Using the data below, copy each line that includes the word "JSON".

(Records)
>> start

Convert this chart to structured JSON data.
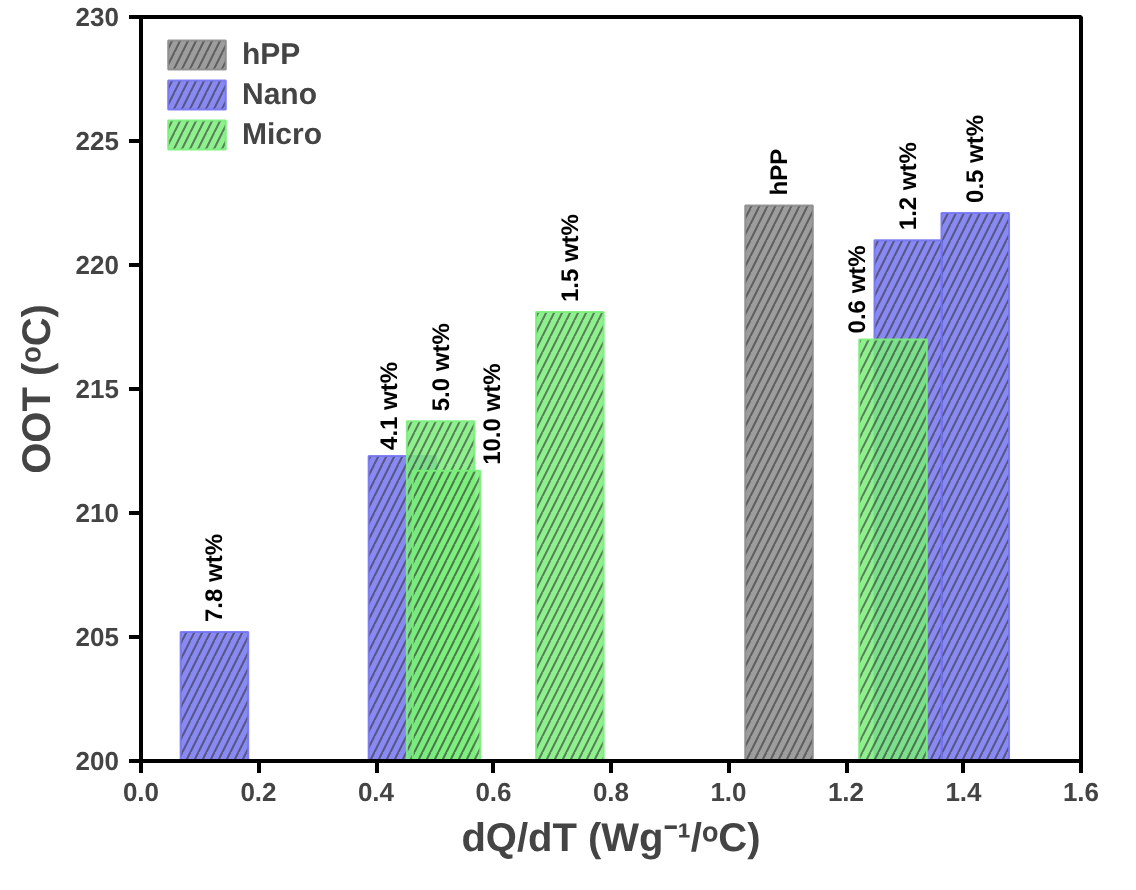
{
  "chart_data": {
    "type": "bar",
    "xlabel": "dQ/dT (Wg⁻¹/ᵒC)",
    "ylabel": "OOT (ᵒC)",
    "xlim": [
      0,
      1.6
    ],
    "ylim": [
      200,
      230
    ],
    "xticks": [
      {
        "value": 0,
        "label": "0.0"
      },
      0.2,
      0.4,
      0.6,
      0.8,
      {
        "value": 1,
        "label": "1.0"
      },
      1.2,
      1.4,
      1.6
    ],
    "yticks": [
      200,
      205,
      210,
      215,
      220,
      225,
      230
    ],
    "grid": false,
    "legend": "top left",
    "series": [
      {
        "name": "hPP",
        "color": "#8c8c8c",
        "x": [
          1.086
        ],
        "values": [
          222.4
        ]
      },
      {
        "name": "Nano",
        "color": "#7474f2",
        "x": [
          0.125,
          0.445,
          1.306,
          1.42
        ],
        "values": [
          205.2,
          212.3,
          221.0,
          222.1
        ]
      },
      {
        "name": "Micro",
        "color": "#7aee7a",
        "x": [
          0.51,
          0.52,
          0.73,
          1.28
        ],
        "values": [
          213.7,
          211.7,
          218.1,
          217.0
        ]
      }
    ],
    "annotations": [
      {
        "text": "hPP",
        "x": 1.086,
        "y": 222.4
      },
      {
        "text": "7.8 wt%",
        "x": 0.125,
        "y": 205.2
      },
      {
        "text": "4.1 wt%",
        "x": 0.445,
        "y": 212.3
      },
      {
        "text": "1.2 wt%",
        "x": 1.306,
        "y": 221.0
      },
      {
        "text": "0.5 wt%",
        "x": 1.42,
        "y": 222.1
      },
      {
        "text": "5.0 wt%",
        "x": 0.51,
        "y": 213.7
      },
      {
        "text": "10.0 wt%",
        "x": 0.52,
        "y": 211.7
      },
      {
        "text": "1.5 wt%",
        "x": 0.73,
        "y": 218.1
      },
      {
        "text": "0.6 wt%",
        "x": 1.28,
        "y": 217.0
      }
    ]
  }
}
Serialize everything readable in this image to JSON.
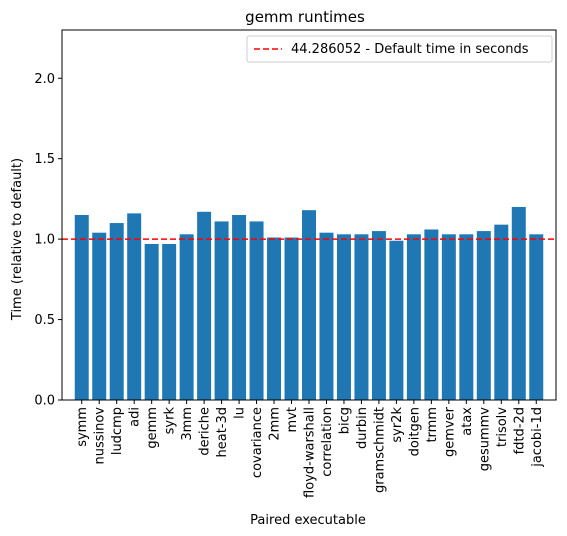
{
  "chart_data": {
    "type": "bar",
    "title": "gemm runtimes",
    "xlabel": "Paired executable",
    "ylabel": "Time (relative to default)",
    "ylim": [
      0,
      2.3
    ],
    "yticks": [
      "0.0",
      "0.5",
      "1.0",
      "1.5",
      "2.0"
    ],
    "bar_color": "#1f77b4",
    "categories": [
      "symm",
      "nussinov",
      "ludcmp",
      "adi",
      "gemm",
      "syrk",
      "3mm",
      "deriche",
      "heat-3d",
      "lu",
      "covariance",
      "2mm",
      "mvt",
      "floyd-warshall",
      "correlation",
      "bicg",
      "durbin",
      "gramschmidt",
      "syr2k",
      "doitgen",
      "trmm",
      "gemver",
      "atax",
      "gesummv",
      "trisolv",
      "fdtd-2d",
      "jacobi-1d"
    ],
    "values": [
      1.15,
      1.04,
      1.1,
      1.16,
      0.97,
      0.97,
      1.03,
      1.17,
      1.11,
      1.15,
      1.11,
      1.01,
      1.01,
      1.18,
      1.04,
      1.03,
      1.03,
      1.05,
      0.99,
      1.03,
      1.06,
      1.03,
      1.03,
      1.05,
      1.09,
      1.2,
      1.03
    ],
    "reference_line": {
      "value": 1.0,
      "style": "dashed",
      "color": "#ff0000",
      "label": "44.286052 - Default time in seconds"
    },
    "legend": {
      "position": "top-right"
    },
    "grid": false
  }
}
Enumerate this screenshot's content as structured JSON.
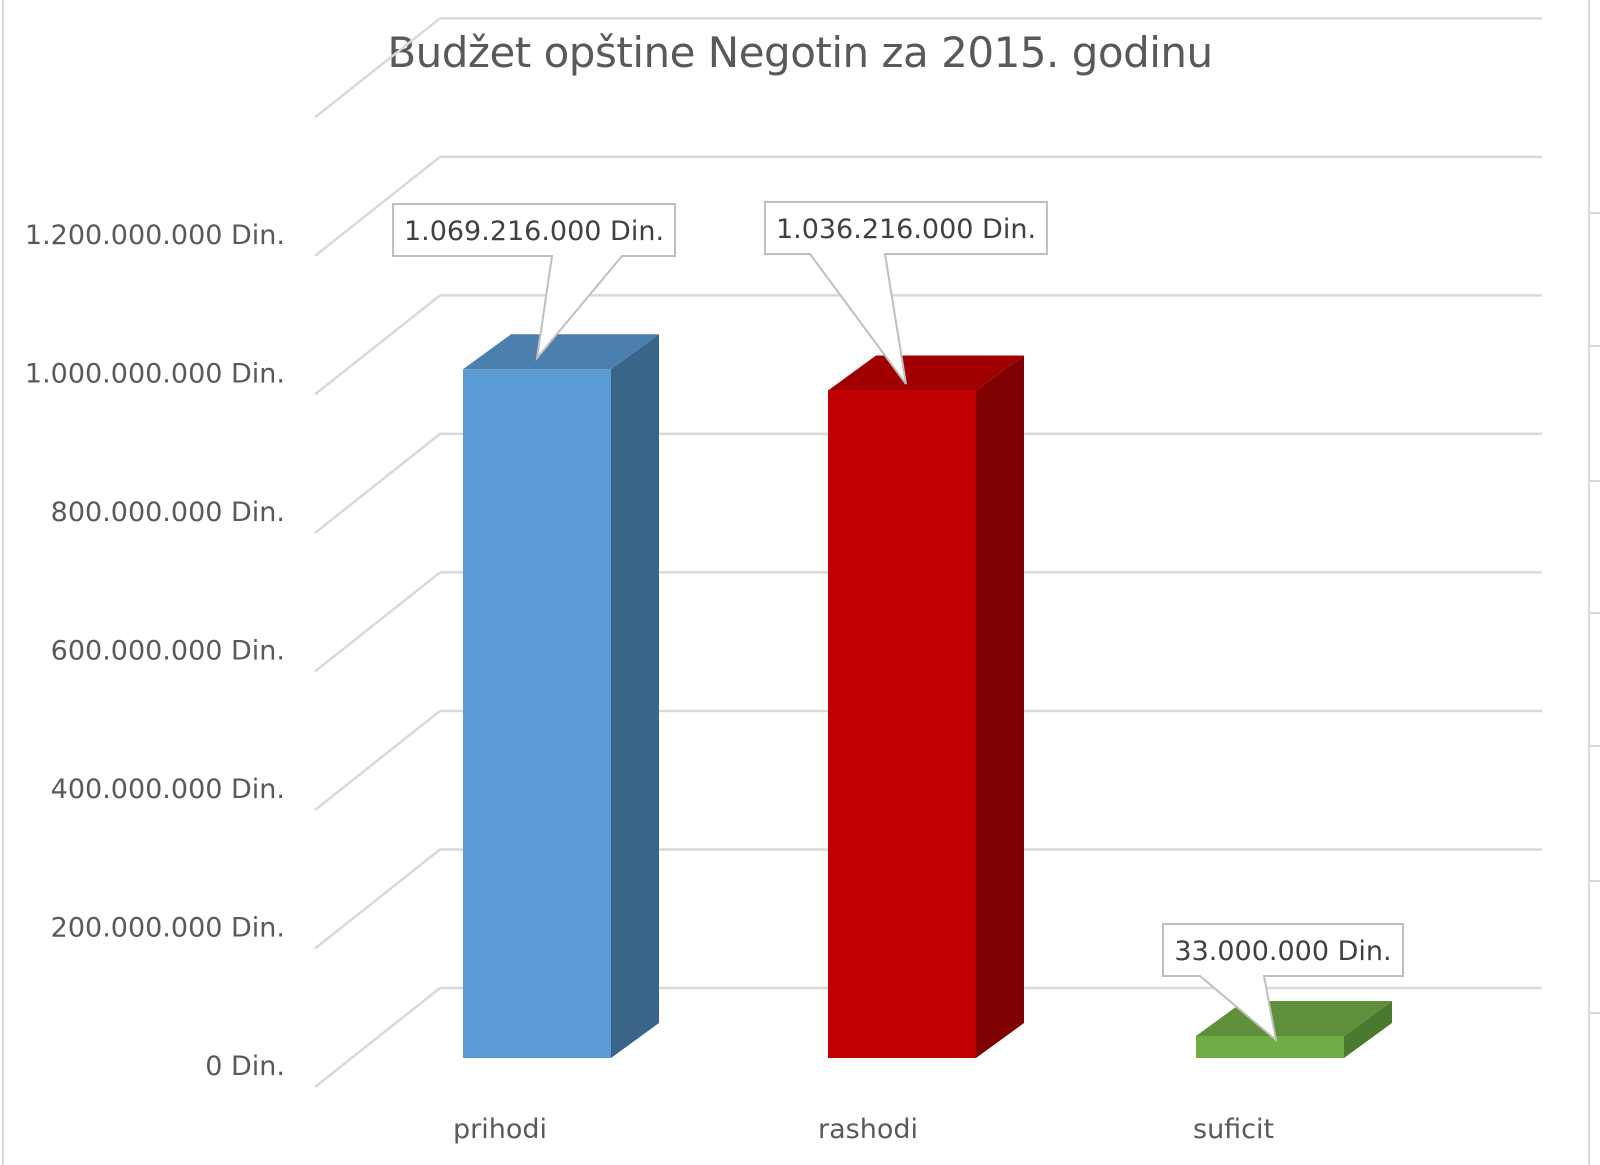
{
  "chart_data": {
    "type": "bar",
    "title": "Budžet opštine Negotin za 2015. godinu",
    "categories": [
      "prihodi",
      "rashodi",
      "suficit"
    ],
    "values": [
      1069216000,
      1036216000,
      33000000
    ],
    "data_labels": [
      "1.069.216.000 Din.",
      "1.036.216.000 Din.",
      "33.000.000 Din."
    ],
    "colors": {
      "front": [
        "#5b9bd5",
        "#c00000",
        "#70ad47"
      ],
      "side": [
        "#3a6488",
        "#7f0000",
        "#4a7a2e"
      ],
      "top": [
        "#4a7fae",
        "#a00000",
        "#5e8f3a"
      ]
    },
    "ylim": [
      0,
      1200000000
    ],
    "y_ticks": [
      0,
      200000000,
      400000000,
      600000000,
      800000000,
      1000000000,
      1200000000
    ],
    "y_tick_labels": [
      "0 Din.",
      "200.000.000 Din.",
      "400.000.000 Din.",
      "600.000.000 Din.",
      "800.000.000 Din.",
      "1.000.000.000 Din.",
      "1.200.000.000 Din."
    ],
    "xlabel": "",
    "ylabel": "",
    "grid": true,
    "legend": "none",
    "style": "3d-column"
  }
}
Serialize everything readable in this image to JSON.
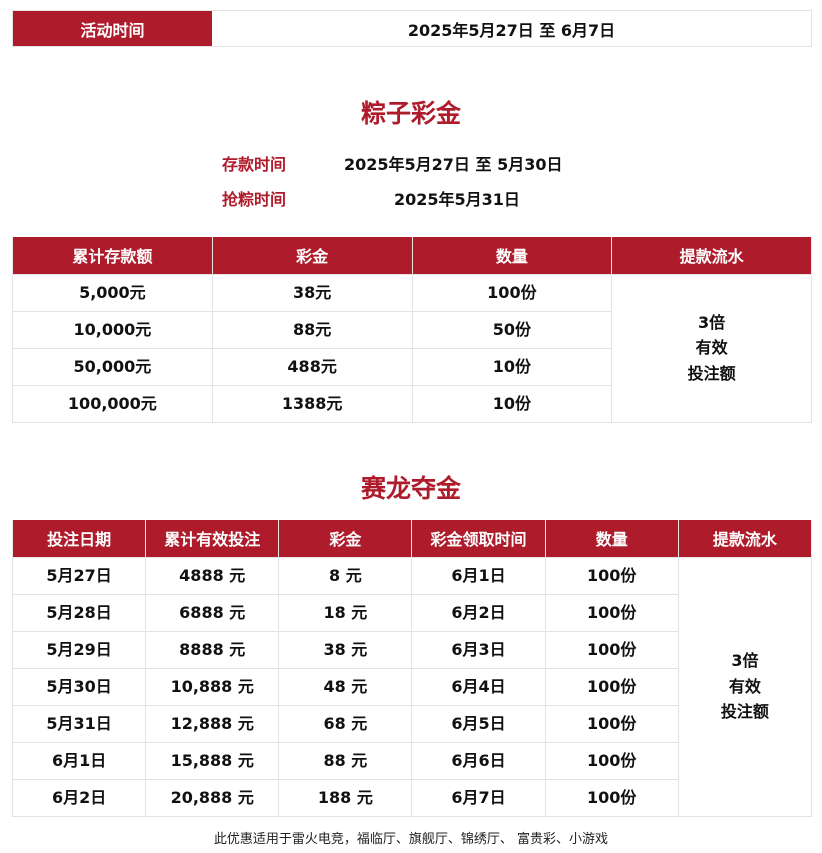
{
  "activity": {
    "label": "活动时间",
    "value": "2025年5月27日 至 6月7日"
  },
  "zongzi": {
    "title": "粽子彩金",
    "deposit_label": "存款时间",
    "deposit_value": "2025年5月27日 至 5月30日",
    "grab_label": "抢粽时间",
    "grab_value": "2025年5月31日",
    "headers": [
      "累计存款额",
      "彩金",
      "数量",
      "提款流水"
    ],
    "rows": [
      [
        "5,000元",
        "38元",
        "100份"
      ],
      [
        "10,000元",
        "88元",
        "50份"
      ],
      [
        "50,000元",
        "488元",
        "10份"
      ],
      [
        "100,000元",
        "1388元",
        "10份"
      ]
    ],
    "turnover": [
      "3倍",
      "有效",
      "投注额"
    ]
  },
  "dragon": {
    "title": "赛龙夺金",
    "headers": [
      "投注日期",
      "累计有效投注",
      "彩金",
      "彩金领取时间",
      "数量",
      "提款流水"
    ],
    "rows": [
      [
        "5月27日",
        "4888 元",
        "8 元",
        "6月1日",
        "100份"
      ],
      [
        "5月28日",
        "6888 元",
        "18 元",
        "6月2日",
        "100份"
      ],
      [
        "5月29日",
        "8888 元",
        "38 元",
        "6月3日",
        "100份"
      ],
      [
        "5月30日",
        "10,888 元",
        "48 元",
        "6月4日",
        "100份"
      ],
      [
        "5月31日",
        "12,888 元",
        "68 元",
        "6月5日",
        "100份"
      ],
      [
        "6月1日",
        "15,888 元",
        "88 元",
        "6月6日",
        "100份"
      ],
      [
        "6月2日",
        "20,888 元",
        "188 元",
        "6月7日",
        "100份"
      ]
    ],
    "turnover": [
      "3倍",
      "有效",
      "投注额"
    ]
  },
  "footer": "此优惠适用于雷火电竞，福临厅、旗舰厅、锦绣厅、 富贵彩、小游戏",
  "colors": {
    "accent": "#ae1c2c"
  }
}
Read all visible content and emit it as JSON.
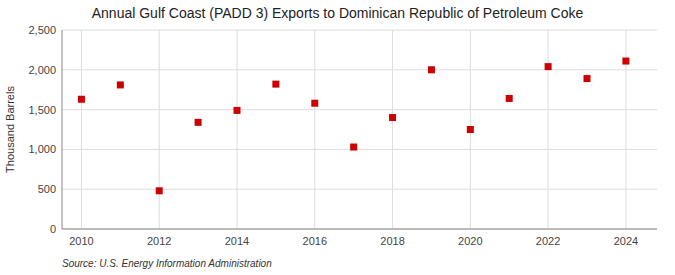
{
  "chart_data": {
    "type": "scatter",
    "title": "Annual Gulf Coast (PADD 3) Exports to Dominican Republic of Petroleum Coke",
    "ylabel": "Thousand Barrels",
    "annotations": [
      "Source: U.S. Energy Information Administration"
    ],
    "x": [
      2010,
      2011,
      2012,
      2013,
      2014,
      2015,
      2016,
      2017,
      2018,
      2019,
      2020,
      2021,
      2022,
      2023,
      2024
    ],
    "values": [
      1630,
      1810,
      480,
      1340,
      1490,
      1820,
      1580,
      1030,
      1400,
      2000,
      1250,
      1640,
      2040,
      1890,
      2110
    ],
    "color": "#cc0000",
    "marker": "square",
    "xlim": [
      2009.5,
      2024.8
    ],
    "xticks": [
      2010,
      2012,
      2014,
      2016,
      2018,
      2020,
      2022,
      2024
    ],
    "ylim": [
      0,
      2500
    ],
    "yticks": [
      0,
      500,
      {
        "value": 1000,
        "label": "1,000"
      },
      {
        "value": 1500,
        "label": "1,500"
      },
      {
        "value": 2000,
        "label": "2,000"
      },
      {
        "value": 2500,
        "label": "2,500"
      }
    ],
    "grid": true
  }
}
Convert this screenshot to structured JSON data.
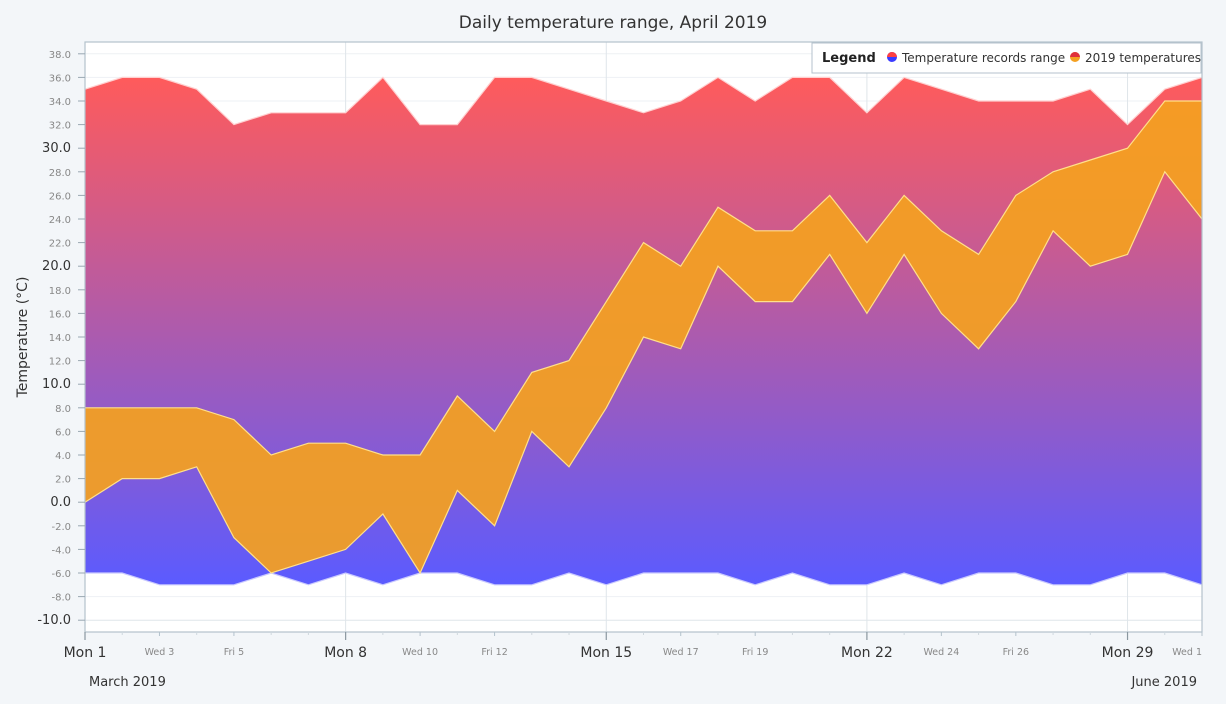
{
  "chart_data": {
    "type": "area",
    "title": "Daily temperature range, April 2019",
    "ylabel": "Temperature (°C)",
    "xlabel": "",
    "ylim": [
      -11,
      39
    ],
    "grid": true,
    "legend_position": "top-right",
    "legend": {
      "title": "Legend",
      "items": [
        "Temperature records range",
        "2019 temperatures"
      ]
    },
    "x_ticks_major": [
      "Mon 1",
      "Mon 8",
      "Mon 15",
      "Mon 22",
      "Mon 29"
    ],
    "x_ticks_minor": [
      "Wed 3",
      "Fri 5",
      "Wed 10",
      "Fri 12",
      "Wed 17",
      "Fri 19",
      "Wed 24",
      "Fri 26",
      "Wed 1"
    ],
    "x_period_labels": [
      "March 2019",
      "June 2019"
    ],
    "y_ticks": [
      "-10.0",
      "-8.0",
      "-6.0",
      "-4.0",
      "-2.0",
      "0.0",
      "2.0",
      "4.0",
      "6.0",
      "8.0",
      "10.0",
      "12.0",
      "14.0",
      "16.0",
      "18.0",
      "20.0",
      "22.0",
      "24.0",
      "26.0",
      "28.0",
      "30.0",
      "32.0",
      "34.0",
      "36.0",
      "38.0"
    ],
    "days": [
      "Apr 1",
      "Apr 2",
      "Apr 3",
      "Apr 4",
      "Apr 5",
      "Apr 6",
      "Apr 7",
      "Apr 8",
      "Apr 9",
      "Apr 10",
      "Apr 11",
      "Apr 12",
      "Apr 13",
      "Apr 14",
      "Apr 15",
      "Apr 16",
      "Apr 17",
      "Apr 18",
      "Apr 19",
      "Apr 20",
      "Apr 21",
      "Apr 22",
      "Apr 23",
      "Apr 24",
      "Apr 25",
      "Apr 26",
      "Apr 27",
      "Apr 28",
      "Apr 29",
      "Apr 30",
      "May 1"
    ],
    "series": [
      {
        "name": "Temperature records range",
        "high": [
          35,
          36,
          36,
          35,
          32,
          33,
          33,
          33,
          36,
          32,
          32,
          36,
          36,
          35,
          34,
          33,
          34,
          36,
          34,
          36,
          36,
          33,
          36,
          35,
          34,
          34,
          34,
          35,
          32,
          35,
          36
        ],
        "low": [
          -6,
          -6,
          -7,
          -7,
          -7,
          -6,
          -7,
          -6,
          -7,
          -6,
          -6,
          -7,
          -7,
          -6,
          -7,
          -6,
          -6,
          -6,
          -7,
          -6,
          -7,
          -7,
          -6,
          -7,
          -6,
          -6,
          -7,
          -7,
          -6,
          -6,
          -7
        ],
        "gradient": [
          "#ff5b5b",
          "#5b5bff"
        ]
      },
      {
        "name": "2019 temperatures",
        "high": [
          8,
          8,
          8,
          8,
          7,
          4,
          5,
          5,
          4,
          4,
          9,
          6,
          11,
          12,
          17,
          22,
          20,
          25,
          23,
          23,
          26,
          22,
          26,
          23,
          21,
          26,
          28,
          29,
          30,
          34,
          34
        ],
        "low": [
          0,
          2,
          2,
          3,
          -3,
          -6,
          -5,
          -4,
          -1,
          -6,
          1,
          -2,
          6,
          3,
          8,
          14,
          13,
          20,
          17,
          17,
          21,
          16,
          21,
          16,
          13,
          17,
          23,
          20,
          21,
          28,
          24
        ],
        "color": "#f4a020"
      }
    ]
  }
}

>> end

SOLUTION ▸
Convert this chart to structured JSON data.
Serialize everything readable in this image to JSON.
Enumerate this screenshot's content as structured JSON.
Serialize everything readable in this image to JSON.
Read all visible content and emit it as JSON.
Convert this screenshot to structured JSON data.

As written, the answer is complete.